The structures used in the calculations of the barriers in region I were generated by running 200-ps molecular dynamics simulations on the relaxed native structure and saving structural files each 5 ps, thus generating a total of 40 starting conformations. To generate the structures for region II, we started by taking randomly simplified structures from the lowest energy portion of the folding landscape (Fig. S1). Next, we added the side chains to these simplified structures, while minimizing the distance between the simplified side-chain center and the new explicit side-chain center. Next, minimization and relaxation of the side chains were performed with the explicit model. Finally, we replaced the TSA by the substrate for the catalytic reaction (chorismate) and evaluated the free-energy barriers. Because the simplified model can only generate near native structures, region II is different from the exact native region and represents a region where the catalytic groups are not oriented perfectly. The same procedure was followed in the treatment of structures from region III (Fig. S1).

The experimentally observed activation barriers for the monomer and dimer are ≈16.9 and 16.3 kcal/mol (15), respectively. These can be compared with the calculated activation barriers and the probability of finding them within the population of the sample region (Fig. 4). As seen in Fig. 4, the lowest barriers are found in the native region (region I) for the monomer and the dimer, but we also found low barriers in region II. Interestingly, it appears that the monomer has a larger region with catalytic configurations than the dimer. That is, in the monomer we find a large probability of having barriers in the 16–18 kcal/mol range in region II, whereas the probability of encountering low barriers in the analogous region for the dimer is quite low. In region III, the probability of obtaining low activation barriers is zero in both systems.

Fig. 4. — The distribution of activation barriers for the monomer (A) and dimer (B) for different regions of the folding landscape. Region I was generated from the native mMjCM and EcCM structures; region II corresponds to low energy structures obtained by the simplified model (Fig. S1); and region III corresponds to higher-energy structures from the simplified landscape (Fig. S1). The average rmsd of structures in these regions are 0.9, 3.6, and 5.3 Å, respectively. The figure presents the probability of having a given value of the activation barrier (Δg^‡) as a function of the value of the activation barrier.

> [PROBLEM STATEMENT]: According to the passage on activation barriers, how many starting conformations were generated for the region I calculations? This listing has no connection to the passage on activation barriers.

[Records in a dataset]
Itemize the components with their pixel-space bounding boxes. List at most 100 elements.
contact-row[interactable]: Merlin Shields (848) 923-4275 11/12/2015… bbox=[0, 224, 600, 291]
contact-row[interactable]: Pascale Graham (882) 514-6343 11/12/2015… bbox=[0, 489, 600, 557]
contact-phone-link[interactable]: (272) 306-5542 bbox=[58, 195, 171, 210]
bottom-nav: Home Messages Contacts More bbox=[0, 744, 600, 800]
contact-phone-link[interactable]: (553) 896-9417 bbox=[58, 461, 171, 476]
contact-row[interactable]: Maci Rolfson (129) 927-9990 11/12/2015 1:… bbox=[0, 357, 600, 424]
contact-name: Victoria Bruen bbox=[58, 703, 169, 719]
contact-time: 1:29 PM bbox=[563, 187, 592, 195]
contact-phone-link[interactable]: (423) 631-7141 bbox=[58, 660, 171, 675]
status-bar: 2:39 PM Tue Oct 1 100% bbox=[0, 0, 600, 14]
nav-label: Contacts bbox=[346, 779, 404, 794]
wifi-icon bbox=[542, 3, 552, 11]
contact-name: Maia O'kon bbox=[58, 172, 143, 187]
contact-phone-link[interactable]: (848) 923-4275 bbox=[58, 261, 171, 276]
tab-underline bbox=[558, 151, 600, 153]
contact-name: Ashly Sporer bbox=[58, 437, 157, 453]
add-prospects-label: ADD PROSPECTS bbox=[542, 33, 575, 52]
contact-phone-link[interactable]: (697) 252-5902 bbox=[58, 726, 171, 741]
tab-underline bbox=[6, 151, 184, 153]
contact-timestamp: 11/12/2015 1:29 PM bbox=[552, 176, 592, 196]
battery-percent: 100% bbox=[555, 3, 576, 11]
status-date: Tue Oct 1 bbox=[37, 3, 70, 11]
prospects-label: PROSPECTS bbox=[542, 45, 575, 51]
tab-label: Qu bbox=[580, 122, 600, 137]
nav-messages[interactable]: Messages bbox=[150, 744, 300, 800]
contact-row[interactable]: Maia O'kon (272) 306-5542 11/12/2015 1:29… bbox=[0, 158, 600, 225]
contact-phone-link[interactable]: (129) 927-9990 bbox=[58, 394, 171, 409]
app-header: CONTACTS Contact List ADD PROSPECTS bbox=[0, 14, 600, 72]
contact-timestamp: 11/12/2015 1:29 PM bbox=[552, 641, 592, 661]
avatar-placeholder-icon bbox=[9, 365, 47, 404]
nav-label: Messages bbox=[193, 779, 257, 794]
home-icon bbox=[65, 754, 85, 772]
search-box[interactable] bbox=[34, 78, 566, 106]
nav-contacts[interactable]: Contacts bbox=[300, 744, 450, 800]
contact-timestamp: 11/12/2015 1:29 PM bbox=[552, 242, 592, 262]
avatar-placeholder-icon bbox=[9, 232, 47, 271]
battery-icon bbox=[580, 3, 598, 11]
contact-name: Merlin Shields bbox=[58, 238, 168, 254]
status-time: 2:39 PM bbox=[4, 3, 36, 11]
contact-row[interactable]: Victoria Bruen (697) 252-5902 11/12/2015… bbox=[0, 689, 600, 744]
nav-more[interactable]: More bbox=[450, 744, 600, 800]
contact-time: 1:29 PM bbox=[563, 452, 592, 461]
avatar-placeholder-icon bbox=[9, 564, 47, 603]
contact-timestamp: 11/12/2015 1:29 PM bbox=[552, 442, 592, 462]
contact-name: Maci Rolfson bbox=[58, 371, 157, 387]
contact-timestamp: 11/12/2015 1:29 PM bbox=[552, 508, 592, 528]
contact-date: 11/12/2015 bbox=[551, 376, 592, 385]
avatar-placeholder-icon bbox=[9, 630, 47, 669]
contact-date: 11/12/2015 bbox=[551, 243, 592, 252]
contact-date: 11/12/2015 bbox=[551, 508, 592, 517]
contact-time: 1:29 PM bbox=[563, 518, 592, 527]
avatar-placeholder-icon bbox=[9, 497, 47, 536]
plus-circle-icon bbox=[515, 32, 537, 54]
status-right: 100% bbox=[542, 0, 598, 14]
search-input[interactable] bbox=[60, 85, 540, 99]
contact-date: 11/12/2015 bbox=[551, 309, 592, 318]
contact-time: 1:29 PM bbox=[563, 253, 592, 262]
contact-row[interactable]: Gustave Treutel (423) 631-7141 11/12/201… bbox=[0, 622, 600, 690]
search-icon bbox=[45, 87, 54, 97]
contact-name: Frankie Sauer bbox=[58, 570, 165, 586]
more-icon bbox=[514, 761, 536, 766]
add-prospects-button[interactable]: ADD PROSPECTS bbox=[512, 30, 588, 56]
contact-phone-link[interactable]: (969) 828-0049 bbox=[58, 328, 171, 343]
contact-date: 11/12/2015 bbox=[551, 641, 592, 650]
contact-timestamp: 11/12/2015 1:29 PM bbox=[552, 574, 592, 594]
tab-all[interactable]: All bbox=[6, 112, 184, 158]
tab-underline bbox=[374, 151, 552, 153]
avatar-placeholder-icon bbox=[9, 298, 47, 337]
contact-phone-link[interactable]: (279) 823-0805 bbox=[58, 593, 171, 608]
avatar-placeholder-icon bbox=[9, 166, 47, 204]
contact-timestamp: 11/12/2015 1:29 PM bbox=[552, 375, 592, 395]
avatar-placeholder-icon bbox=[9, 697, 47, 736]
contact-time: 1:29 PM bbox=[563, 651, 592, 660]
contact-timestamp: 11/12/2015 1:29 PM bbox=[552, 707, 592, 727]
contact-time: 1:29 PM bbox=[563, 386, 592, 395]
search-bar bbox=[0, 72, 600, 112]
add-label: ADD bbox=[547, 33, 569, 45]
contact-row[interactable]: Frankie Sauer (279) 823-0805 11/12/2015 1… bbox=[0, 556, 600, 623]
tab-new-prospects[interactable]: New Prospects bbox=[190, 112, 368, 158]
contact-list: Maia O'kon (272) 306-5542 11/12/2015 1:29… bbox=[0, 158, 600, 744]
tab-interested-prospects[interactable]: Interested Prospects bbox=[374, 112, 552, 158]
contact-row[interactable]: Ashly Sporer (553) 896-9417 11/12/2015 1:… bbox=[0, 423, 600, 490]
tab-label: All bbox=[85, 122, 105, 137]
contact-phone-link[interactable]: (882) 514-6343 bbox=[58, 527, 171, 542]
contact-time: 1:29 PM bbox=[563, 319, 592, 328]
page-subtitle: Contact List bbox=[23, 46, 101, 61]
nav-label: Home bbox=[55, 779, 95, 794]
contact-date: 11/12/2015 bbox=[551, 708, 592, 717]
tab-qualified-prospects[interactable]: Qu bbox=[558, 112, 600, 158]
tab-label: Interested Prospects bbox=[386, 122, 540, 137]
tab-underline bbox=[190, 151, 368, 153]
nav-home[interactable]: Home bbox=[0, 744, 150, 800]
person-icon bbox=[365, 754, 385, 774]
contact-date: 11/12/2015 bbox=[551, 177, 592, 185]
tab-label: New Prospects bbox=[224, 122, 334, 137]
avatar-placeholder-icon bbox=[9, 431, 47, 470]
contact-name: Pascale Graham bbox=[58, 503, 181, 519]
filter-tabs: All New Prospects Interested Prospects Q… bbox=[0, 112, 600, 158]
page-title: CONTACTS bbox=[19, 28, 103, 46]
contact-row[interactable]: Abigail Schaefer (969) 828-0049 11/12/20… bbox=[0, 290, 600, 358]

> [WRITTEN RESPONSE]: A total of 40 starting conformations.